Directive>
Within the records that follow, find every line containing the string "fill". Copy those lines.

--- Provided material ---

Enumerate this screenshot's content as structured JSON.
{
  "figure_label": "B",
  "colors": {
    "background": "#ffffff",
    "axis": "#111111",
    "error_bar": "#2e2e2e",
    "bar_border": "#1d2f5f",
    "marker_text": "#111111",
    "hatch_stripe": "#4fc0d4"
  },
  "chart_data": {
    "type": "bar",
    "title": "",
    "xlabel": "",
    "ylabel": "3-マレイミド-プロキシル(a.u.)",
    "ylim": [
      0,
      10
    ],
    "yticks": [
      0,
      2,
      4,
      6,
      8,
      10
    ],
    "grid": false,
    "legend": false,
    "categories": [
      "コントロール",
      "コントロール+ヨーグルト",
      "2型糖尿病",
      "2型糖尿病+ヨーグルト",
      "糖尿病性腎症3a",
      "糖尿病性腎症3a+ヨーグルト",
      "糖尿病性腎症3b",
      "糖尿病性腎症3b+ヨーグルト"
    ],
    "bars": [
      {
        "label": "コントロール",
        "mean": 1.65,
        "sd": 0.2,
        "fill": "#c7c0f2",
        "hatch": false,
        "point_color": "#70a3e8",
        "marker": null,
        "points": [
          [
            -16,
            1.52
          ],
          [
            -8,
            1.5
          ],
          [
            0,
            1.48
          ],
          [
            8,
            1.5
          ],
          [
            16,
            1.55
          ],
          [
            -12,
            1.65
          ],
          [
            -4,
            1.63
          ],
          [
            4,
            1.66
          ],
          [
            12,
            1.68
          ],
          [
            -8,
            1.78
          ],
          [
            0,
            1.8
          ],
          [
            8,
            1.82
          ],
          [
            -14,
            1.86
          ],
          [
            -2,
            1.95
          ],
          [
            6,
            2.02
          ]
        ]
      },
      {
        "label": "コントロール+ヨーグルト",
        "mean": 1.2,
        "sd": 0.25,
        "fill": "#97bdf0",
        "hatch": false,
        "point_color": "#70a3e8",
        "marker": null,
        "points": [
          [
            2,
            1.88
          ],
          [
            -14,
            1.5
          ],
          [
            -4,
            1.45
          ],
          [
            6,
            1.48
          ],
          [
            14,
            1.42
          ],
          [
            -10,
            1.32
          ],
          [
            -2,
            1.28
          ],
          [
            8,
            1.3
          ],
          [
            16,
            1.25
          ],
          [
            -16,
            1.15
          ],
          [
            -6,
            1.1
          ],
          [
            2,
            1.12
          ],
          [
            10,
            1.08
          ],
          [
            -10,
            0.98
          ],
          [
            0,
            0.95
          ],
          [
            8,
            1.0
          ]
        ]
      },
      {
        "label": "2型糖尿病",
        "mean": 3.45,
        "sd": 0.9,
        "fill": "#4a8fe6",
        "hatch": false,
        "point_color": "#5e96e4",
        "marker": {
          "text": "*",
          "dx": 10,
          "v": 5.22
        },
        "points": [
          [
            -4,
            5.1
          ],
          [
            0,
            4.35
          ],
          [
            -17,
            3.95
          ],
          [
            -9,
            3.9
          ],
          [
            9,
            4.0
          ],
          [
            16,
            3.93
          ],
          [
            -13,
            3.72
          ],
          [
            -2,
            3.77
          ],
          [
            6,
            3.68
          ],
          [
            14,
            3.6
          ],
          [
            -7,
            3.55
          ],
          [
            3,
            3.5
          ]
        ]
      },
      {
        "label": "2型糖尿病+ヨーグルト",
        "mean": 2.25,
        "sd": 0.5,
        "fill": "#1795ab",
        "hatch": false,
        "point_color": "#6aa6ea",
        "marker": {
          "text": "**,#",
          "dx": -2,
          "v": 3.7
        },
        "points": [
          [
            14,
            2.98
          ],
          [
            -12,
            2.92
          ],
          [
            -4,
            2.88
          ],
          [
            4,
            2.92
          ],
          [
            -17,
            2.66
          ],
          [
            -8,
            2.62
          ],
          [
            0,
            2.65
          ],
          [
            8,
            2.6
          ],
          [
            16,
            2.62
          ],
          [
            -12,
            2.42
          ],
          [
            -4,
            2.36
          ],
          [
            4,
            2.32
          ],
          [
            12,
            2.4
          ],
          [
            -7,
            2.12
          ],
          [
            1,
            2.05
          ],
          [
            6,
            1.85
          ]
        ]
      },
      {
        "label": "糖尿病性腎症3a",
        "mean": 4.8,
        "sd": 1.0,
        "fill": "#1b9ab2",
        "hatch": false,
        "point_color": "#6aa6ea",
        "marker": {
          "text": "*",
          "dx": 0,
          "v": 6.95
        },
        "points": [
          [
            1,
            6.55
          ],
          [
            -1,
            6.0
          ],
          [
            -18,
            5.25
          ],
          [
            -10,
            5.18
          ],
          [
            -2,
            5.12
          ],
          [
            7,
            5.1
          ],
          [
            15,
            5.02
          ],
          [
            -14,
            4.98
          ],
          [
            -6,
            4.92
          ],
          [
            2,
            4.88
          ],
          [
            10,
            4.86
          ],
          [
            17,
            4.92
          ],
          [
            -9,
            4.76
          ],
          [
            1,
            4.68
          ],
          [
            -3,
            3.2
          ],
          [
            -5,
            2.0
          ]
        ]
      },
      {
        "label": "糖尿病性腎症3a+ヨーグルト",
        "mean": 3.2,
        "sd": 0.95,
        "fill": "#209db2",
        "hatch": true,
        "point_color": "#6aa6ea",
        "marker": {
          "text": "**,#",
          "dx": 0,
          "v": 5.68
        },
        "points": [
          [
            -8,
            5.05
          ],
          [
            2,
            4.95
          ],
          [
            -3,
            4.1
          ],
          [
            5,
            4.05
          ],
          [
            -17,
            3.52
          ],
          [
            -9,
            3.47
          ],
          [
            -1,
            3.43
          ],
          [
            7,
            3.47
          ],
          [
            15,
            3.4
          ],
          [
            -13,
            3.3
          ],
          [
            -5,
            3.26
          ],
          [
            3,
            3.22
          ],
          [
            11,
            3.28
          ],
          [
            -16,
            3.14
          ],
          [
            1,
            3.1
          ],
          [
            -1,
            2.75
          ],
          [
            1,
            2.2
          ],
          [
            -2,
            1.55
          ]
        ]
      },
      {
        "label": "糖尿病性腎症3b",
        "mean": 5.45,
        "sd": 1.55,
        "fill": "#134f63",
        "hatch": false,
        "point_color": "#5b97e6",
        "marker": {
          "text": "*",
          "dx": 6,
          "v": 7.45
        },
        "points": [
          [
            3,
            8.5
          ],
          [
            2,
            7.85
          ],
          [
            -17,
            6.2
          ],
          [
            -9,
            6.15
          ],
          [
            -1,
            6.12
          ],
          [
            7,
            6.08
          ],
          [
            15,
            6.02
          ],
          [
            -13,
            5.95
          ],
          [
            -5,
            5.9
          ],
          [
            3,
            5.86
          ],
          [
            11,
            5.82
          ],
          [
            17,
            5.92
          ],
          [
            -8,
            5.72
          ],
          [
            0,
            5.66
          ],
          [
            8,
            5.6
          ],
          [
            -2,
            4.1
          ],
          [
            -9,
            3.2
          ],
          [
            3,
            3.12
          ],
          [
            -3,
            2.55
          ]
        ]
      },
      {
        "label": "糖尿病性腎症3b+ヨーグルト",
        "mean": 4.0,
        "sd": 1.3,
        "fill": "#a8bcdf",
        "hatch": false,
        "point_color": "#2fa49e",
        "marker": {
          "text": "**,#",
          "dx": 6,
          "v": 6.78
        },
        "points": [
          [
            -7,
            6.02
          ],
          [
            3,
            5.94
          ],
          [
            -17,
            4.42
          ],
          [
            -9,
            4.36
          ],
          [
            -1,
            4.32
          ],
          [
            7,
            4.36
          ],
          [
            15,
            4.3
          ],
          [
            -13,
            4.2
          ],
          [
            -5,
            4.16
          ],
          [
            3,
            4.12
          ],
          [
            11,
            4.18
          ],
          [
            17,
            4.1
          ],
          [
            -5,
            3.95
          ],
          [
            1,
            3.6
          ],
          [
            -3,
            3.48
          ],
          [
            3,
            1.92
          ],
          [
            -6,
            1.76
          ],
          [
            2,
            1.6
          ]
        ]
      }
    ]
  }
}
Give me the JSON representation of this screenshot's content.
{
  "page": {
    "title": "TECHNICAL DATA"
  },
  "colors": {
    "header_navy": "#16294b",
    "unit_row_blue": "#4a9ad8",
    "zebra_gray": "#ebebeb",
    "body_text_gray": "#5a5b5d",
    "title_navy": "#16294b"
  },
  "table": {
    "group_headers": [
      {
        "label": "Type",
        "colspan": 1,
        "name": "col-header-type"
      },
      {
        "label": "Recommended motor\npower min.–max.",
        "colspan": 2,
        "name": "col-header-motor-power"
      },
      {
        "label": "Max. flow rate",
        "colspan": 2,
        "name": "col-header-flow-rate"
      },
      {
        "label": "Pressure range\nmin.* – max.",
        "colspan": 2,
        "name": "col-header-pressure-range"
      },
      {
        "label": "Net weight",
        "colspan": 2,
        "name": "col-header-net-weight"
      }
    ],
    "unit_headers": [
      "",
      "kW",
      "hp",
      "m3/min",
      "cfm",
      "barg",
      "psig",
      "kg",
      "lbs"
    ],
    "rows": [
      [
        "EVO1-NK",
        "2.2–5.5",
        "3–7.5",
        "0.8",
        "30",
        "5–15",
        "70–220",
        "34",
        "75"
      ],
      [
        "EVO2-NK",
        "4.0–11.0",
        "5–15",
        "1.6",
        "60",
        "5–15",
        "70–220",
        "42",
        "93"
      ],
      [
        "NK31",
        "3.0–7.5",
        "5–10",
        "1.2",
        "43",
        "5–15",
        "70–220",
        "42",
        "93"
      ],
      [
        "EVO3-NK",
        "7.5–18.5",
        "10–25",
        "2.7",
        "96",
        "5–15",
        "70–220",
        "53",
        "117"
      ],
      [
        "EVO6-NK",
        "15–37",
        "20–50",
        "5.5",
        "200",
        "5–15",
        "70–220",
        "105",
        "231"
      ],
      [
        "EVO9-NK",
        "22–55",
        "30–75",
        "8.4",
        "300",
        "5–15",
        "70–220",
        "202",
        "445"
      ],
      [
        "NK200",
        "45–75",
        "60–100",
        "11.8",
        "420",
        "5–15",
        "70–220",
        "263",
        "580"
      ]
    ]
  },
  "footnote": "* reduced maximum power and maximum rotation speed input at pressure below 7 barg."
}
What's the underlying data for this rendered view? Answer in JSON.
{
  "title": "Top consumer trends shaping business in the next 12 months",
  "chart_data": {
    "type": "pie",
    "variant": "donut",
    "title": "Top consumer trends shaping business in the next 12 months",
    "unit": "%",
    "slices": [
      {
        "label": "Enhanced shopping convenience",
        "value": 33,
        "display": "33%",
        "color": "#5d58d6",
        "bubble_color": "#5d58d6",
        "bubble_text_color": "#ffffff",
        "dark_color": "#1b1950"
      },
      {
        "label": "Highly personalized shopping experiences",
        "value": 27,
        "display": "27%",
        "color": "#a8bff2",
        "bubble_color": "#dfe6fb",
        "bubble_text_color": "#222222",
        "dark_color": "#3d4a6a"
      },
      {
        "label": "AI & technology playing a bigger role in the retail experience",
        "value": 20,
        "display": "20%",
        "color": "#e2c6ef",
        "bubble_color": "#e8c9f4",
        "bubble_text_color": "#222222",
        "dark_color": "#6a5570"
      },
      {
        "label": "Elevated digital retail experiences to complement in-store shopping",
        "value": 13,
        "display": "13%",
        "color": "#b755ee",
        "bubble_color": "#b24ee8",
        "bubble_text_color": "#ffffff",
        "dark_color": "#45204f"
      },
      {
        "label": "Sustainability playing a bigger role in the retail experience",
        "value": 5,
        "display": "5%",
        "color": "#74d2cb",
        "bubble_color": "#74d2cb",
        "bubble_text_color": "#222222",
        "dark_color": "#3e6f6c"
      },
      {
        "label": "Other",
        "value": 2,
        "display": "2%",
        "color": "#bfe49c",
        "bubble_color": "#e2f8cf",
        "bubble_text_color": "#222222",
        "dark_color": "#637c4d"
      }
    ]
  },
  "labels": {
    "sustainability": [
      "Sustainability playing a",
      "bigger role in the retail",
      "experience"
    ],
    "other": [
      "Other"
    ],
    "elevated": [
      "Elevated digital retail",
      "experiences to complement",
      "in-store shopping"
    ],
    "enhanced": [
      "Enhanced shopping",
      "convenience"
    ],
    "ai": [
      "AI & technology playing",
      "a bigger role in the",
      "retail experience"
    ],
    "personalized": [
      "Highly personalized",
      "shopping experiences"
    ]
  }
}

---

Response to the task>
        "fill": "#c7c0f2",
        "fill": "#97bdf0",
        "fill": "#4a8fe6",
        "fill": "#1795ab",
        "fill": "#1b9ab2",
        "fill": "#209db2",
        "fill": "#134f63",
        "fill": "#a8bcdf",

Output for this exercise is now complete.